**A run of records**

##############################

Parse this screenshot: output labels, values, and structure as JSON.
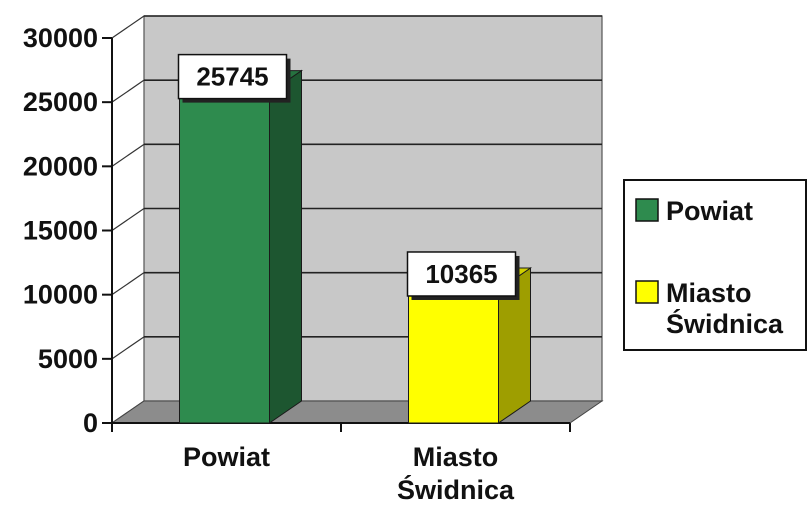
{
  "chart_data": {
    "type": "bar",
    "style": "3d-column",
    "categories": [
      "Powiat",
      "Miasto Świdnica"
    ],
    "category_label_lines": [
      [
        "Powiat"
      ],
      [
        "Miasto",
        "Świdnica"
      ]
    ],
    "values": [
      25745,
      10365
    ],
    "data_labels": [
      "25745",
      "10365"
    ],
    "colors": [
      "#2e8b4e",
      "#ffff00"
    ],
    "ylim": [
      0,
      30000
    ],
    "yticks": [
      0,
      5000,
      10000,
      15000,
      20000,
      25000,
      30000
    ],
    "ytick_labels": [
      "0",
      "5000",
      "10000",
      "15000",
      "20000",
      "25000",
      "30000"
    ],
    "grid": true,
    "legend": {
      "position": "right",
      "entries": [
        {
          "lines": [
            "Powiat"
          ],
          "color": "#2e8b4e"
        },
        {
          "lines": [
            "Miasto",
            "Świdnica"
          ],
          "color": "#ffff00"
        }
      ]
    },
    "title": "",
    "xlabel": "",
    "ylabel": ""
  }
}
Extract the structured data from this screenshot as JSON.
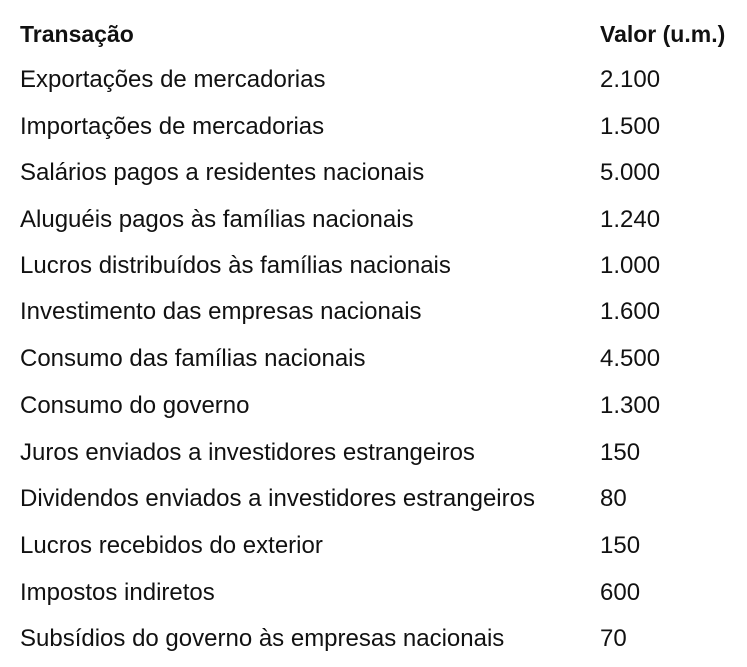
{
  "header": {
    "transaction": "Transação",
    "value": "Valor (u.m.)"
  },
  "rows": [
    {
      "label": "Exportações de mercadorias",
      "value": "2.100"
    },
    {
      "label": "Importações de mercadorias",
      "value": "1.500"
    },
    {
      "label": "Salários pagos a residentes nacionais",
      "value": "5.000"
    },
    {
      "label": "Aluguéis pagos às famílias nacionais",
      "value": "1.240"
    },
    {
      "label": "Lucros distribuídos às famílias nacionais",
      "value": "1.000"
    },
    {
      "label": "Investimento das empresas nacionais",
      "value": "1.600"
    },
    {
      "label": "Consumo das famílias nacionais",
      "value": "4.500"
    },
    {
      "label": "Consumo do governo",
      "value": "1.300"
    },
    {
      "label": "Juros enviados a investidores estrangeiros",
      "value": "150"
    },
    {
      "label": "Dividendos enviados a investidores estrangeiros",
      "value": "80"
    },
    {
      "label": "Lucros recebidos do exterior",
      "value": "150"
    },
    {
      "label": "Impostos indiretos",
      "value": "600"
    },
    {
      "label": "Subsídios do governo às empresas nacionais",
      "value": "70"
    }
  ]
}
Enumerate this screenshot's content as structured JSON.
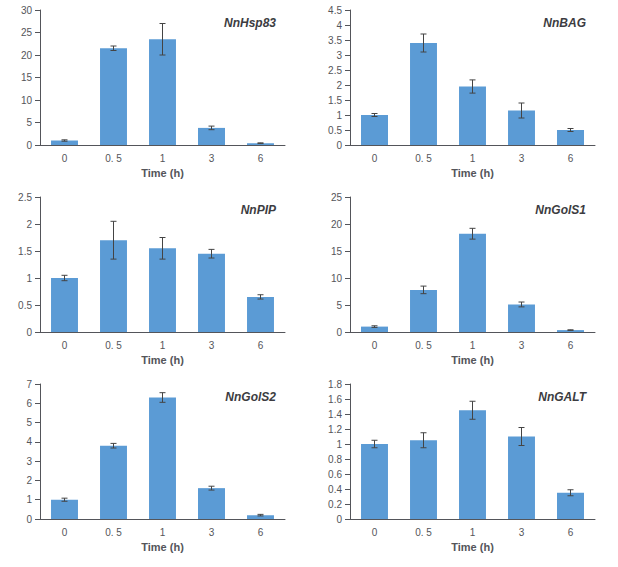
{
  "chart_data": [
    {
      "type": "bar",
      "title": "NnHsp83",
      "xlabel": "Time (h)",
      "categories": [
        "0",
        "0. 5",
        "1",
        "3",
        "6"
      ],
      "values": [
        1.0,
        21.5,
        23.5,
        3.8,
        0.4
      ],
      "errors": [
        0.15,
        0.5,
        3.5,
        0.4,
        0.08
      ],
      "color": "#5B9BD5",
      "ylim": [
        0,
        30
      ],
      "yticks": [
        0,
        5,
        10,
        15,
        20,
        25,
        30
      ],
      "grid": false
    },
    {
      "type": "bar",
      "title": "NnBAG",
      "xlabel": "Time (h)",
      "categories": [
        "0",
        "0. 5",
        "1",
        "3",
        "6"
      ],
      "values": [
        1.0,
        3.4,
        1.95,
        1.15,
        0.5
      ],
      "errors": [
        0.05,
        0.3,
        0.22,
        0.25,
        0.05
      ],
      "color": "#5B9BD5",
      "ylim": [
        0,
        4.5
      ],
      "yticks": [
        0,
        0.5,
        1,
        1.5,
        2,
        2.5,
        3,
        3.5,
        4,
        4.5
      ],
      "grid": false
    },
    {
      "type": "bar",
      "title": "NnPIP",
      "xlabel": "Time (h)",
      "categories": [
        "0",
        "0. 5",
        "1",
        "3",
        "6"
      ],
      "values": [
        1.0,
        1.7,
        1.55,
        1.45,
        0.65
      ],
      "errors": [
        0.05,
        0.35,
        0.2,
        0.08,
        0.04
      ],
      "color": "#5B9BD5",
      "ylim": [
        0,
        2.5
      ],
      "yticks": [
        0,
        0.5,
        1,
        1.5,
        2,
        2.5
      ],
      "grid": false
    },
    {
      "type": "bar",
      "title": "NnGolS1",
      "xlabel": "Time (h)",
      "categories": [
        "0",
        "0. 5",
        "1",
        "3",
        "6"
      ],
      "values": [
        1.0,
        7.8,
        18.2,
        5.1,
        0.35
      ],
      "errors": [
        0.15,
        0.7,
        1.0,
        0.45,
        0.06
      ],
      "color": "#5B9BD5",
      "ylim": [
        0,
        25
      ],
      "yticks": [
        0,
        5,
        10,
        15,
        20,
        25
      ],
      "grid": false
    },
    {
      "type": "bar",
      "title": "NnGolS2",
      "xlabel": "Time (h)",
      "categories": [
        "0",
        "0. 5",
        "1",
        "3",
        "6"
      ],
      "values": [
        1.0,
        3.8,
        6.3,
        1.6,
        0.2
      ],
      "errors": [
        0.08,
        0.12,
        0.25,
        0.1,
        0.04
      ],
      "color": "#5B9BD5",
      "ylim": [
        0,
        7
      ],
      "yticks": [
        0,
        1,
        2,
        3,
        4,
        5,
        6,
        7
      ],
      "grid": false
    },
    {
      "type": "bar",
      "title": "NnGALT",
      "xlabel": "Time (h)",
      "categories": [
        "0",
        "0. 5",
        "1",
        "3",
        "6"
      ],
      "values": [
        1.0,
        1.05,
        1.45,
        1.1,
        0.35
      ],
      "errors": [
        0.05,
        0.1,
        0.12,
        0.12,
        0.04
      ],
      "color": "#5B9BD5",
      "ylim": [
        0,
        1.8
      ],
      "yticks": [
        0,
        0.2,
        0.4,
        0.6,
        0.8,
        1,
        1.2,
        1.4,
        1.6,
        1.8
      ],
      "grid": false
    }
  ]
}
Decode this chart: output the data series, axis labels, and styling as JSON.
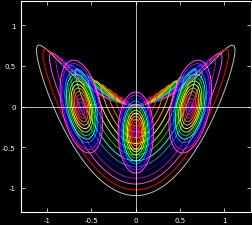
{
  "background_color": "#000000",
  "axes_color": "#ffffff",
  "tick_color": "#ffffff",
  "xlim": [
    -1.3,
    1.3
  ],
  "ylim": [
    -1.3,
    1.3
  ],
  "xticks": [
    -1,
    -0.5,
    0,
    0.5,
    1
  ],
  "yticks": [
    -1,
    -0.5,
    0,
    0.5,
    1
  ],
  "figsize": [
    2.53,
    2.26
  ],
  "dpi": 100,
  "curve_colors": [
    "#c0c0c0",
    "#ff0000",
    "#ff44ff",
    "#aa00ff",
    "#0000ff",
    "#0088ff",
    "#00ffff",
    "#00cc00",
    "#88ff00",
    "#ffff00",
    "#ffaa00",
    "#ff6600",
    "#ff2200",
    "#ff00aa",
    "#cc00cc"
  ],
  "n_outer": 15,
  "n_lobe": 13
}
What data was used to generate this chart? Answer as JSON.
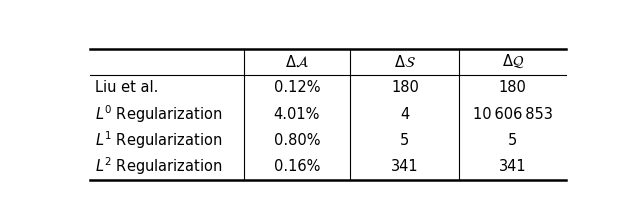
{
  "col_headers_math": [
    "$\\Delta\\mathcal{A}$",
    "$\\Delta\\mathcal{S}$",
    "$\\Delta\\mathcal{Q}$"
  ],
  "row_labels": [
    "Liu et al.",
    "$L^0$ Regularization",
    "$L^1$ Regularization",
    "$L^2$ Regularization"
  ],
  "data": [
    [
      "0.12%",
      "180",
      "180"
    ],
    [
      "4.01%",
      "4",
      "10 606 853"
    ],
    [
      "0.80%",
      "5",
      "5"
    ],
    [
      "0.16%",
      "341",
      "341"
    ]
  ],
  "bg_color": "#ffffff",
  "text_color": "#000000",
  "fontsize": 10.5
}
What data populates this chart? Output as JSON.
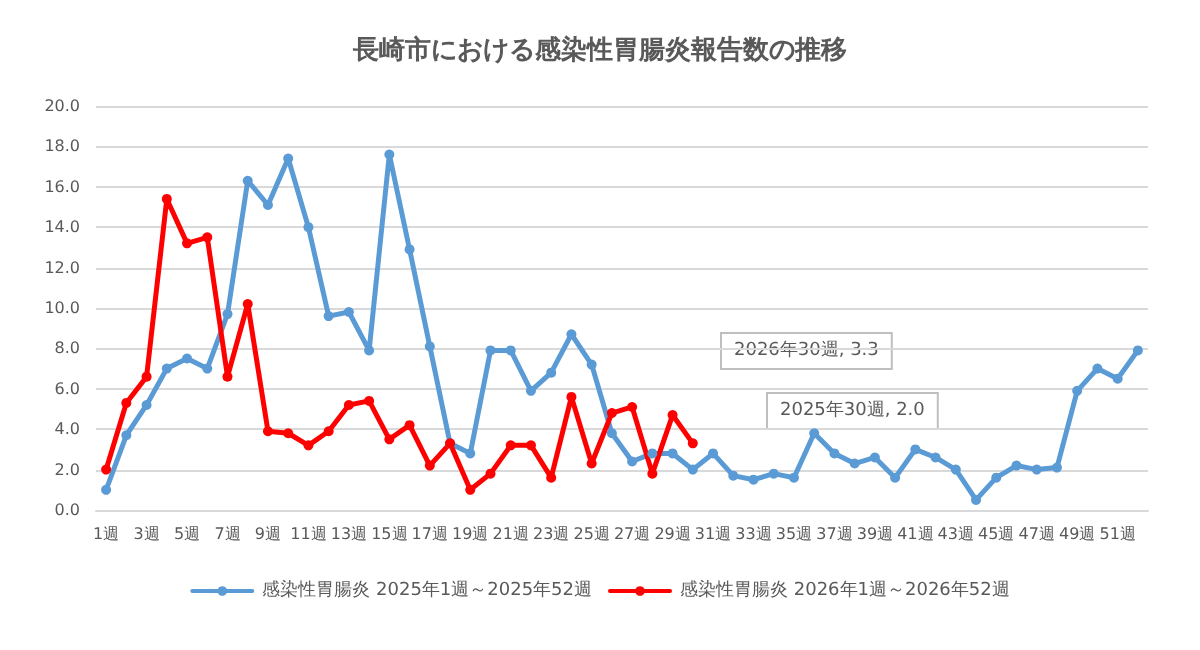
{
  "chart_data": {
    "type": "line",
    "title": "長崎市における感染性胃腸炎報告数の推移",
    "categories": [
      "1週",
      null,
      "3週",
      null,
      "5週",
      null,
      "7週",
      null,
      "9週",
      null,
      "11週",
      null,
      "13週",
      null,
      "15週",
      null,
      "17週",
      null,
      "19週",
      null,
      "21週",
      null,
      "23週",
      null,
      "25週",
      null,
      "27週",
      null,
      "29週",
      null,
      "31週",
      null,
      "33週",
      null,
      "35週",
      null,
      "37週",
      null,
      "39週",
      null,
      "41週",
      null,
      "43週",
      null,
      "45週",
      null,
      "47週",
      null,
      "49週",
      null,
      "51週",
      null
    ],
    "series": [
      {
        "name": "感染性胃腸炎 2025年1週～2025年52週",
        "color": "#5b9bd5",
        "values": [
          1.0,
          3.7,
          5.2,
          7.0,
          7.5,
          7.0,
          9.7,
          16.3,
          15.1,
          17.4,
          14.0,
          9.6,
          9.8,
          7.9,
          17.6,
          12.9,
          8.1,
          3.3,
          2.8,
          7.9,
          7.9,
          5.9,
          6.8,
          8.7,
          7.2,
          3.8,
          2.4,
          2.8,
          2.8,
          2.0,
          2.8,
          1.7,
          1.5,
          1.8,
          1.6,
          3.8,
          2.8,
          2.3,
          2.6,
          1.6,
          3.0,
          2.6,
          2.0,
          0.5,
          1.6,
          2.2,
          2.0,
          2.1,
          5.9,
          7.0,
          6.5,
          7.9
        ]
      },
      {
        "name": "感染性胃腸炎 2026年1週～2026年52週",
        "color": "#ff0000",
        "values": [
          2.0,
          5.3,
          6.6,
          15.4,
          13.2,
          13.5,
          6.6,
          10.2,
          3.9,
          3.8,
          3.2,
          3.9,
          5.2,
          5.4,
          3.5,
          4.2,
          2.2,
          3.3,
          1.0,
          1.8,
          3.2,
          3.2,
          1.6,
          5.6,
          2.3,
          4.8,
          5.1,
          1.8,
          4.7,
          3.3,
          null,
          null,
          null,
          null,
          null,
          null,
          null,
          null,
          null,
          null,
          null,
          null,
          null,
          null,
          null,
          null,
          null,
          null,
          null,
          null,
          null,
          null
        ]
      }
    ],
    "ylim": [
      0,
      20
    ],
    "yticks": [
      {
        "value": 0,
        "label": "0.0"
      },
      {
        "value": 2,
        "label": "2.0"
      },
      {
        "value": 4,
        "label": "4.0"
      },
      {
        "value": 6,
        "label": "6.0"
      },
      {
        "value": 8,
        "label": "8.0"
      },
      {
        "value": 10,
        "label": "10.0"
      },
      {
        "value": 12,
        "label": "12.0"
      },
      {
        "value": 14,
        "label": "14.0"
      },
      {
        "value": 16,
        "label": "16.0"
      },
      {
        "value": 18,
        "label": "18.0"
      },
      {
        "value": 20,
        "label": "20.0"
      }
    ],
    "annotations": [
      "2026年30週, 3.3",
      "2025年30週, 2.0"
    ],
    "grid": "y",
    "legend": "bottom",
    "marker": "circle",
    "line_style": "solid"
  }
}
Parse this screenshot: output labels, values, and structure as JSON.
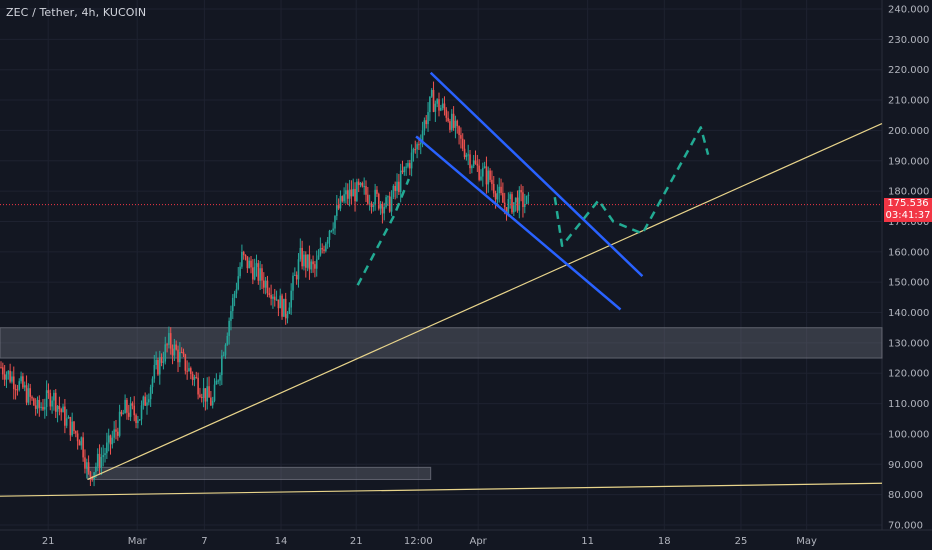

##############################

**Task instructions**
Copy every line of the records above that holds the word "investidores".

**Complete response**
      "label": "Juros enviados a investidores estrangeiros",
      "label": "Dividendos enviados a investidores estrangeiros",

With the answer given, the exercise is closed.